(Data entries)
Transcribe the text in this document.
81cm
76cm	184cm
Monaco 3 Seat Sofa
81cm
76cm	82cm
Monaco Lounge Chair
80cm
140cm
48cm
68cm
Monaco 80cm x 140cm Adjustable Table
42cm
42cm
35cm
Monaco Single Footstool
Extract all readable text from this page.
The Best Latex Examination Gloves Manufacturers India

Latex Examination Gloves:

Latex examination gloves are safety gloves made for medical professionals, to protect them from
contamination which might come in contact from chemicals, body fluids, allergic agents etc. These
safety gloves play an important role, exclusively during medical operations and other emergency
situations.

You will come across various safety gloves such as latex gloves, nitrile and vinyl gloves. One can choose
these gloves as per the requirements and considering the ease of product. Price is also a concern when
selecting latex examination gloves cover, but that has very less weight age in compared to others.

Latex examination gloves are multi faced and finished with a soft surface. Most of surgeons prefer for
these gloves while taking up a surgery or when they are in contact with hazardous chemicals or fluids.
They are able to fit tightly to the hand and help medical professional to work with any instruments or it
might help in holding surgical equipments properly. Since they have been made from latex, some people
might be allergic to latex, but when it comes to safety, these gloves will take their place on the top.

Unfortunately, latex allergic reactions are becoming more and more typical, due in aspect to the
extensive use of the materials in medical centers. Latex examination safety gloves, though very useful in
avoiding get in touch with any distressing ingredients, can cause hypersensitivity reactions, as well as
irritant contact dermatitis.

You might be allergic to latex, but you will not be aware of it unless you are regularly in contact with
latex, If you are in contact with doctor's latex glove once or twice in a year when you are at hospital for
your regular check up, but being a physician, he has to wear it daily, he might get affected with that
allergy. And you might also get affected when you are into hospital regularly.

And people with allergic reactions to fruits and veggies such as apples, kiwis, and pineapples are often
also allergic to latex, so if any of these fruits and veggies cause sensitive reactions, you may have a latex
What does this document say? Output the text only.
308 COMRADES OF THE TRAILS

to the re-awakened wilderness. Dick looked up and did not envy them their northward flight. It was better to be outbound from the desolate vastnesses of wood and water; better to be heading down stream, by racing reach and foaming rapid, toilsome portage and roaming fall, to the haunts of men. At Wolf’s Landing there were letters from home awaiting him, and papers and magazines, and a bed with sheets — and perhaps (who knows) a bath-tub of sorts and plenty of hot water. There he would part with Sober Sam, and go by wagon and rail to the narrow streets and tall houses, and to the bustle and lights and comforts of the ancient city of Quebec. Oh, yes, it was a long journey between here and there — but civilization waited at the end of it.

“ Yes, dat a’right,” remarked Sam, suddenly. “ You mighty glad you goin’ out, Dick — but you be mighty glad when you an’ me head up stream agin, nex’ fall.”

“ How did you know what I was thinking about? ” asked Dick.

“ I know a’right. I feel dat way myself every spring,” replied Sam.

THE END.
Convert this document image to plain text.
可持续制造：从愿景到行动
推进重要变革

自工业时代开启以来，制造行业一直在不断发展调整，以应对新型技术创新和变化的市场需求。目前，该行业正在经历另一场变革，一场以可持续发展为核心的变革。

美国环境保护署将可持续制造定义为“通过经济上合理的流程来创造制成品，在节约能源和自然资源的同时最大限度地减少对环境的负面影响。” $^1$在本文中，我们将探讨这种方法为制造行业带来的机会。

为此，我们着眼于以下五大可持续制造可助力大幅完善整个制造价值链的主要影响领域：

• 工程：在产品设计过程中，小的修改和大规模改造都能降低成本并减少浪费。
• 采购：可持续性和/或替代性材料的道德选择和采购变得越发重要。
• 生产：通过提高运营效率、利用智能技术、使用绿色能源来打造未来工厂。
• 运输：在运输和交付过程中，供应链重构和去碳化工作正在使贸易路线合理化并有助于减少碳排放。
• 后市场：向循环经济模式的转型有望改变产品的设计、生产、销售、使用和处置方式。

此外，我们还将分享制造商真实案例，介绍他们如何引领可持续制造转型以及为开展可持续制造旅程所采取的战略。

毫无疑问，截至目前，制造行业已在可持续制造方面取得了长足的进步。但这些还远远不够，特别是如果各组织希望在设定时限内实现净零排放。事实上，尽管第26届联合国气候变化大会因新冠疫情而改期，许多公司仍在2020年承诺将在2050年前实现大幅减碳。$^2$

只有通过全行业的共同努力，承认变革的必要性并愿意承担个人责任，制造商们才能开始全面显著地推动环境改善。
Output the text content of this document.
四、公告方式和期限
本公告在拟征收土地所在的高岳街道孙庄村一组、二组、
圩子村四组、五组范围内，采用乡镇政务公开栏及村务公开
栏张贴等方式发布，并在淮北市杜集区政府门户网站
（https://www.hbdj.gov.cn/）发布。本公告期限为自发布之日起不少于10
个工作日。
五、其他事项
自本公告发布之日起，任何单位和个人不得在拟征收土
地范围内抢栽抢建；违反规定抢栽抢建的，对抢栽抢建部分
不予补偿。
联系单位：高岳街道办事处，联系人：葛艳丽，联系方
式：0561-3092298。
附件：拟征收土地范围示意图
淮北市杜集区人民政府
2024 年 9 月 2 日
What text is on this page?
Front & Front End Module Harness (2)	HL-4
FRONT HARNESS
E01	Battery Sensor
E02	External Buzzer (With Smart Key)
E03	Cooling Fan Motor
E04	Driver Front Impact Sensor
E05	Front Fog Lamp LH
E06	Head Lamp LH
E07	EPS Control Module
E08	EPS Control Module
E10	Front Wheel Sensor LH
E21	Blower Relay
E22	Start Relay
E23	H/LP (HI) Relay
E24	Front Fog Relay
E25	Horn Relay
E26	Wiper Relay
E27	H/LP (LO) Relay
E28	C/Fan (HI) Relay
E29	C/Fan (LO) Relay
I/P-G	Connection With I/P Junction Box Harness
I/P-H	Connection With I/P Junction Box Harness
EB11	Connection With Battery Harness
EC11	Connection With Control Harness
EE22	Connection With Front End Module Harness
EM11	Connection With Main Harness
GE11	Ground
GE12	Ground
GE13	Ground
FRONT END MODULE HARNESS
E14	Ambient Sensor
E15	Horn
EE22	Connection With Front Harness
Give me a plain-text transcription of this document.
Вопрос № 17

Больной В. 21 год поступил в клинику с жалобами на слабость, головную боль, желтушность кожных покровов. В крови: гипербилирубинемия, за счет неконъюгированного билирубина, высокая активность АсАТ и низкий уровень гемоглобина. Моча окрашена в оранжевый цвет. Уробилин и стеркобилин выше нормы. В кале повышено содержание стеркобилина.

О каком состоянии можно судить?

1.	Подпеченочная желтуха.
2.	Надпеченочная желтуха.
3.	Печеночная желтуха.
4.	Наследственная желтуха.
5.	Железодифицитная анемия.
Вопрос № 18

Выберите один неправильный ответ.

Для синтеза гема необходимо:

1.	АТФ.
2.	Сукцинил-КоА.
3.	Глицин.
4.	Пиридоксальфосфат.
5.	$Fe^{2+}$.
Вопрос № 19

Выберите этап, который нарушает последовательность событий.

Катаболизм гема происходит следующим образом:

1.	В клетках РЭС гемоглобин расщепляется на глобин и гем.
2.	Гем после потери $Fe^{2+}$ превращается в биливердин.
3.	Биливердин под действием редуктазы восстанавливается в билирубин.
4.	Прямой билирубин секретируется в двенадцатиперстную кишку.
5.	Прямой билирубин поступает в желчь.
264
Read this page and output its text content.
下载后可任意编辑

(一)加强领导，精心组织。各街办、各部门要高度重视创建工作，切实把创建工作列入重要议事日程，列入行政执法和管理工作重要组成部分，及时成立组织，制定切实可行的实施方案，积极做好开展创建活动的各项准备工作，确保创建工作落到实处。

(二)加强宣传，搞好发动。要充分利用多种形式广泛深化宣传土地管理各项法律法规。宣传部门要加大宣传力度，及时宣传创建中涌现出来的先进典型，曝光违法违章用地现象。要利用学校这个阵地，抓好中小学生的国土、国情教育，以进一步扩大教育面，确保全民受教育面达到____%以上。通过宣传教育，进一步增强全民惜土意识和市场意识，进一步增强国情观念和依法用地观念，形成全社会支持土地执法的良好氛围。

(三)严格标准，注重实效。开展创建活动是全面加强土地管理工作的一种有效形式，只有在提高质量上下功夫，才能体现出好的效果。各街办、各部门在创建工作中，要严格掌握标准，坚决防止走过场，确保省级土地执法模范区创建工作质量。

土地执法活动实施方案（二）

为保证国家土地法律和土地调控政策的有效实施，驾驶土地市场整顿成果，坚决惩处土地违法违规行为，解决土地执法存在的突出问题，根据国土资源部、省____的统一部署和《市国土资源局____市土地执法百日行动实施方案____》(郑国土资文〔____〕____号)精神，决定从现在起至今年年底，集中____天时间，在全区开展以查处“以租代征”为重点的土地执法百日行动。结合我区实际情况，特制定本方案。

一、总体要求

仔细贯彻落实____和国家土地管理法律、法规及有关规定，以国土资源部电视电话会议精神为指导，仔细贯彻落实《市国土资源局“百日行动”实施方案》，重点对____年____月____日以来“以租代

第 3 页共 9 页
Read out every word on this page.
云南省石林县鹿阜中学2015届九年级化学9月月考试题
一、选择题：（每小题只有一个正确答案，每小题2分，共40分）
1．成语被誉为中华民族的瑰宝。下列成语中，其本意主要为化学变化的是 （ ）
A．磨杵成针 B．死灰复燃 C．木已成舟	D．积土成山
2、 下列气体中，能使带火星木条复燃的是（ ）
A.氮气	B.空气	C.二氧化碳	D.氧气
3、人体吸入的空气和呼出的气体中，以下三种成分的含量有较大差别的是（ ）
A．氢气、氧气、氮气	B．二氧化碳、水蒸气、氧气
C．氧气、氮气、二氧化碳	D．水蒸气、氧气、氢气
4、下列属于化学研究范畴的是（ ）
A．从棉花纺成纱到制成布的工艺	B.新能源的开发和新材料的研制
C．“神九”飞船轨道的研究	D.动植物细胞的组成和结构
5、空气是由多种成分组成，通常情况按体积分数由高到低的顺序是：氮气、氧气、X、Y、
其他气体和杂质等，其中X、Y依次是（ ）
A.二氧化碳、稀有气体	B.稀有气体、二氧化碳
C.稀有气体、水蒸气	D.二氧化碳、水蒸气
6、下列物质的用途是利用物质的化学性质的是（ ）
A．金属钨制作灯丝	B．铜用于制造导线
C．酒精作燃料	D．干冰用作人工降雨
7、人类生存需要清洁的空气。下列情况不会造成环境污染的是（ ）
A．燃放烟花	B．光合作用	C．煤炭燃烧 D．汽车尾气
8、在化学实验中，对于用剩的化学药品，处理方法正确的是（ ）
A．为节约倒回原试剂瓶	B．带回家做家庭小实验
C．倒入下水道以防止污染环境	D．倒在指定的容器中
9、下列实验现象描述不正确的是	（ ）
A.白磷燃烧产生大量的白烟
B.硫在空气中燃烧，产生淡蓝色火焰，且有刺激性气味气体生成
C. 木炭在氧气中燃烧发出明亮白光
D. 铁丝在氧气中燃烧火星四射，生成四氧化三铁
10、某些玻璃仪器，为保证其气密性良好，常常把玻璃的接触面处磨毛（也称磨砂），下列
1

:: What the exercise asks ::
Which lines contain "every"? Copy each of them out.

:: Task answer ::
“ I know a’right. I feel dat way myself every spring,” replied Sam.
Read out every word on this page.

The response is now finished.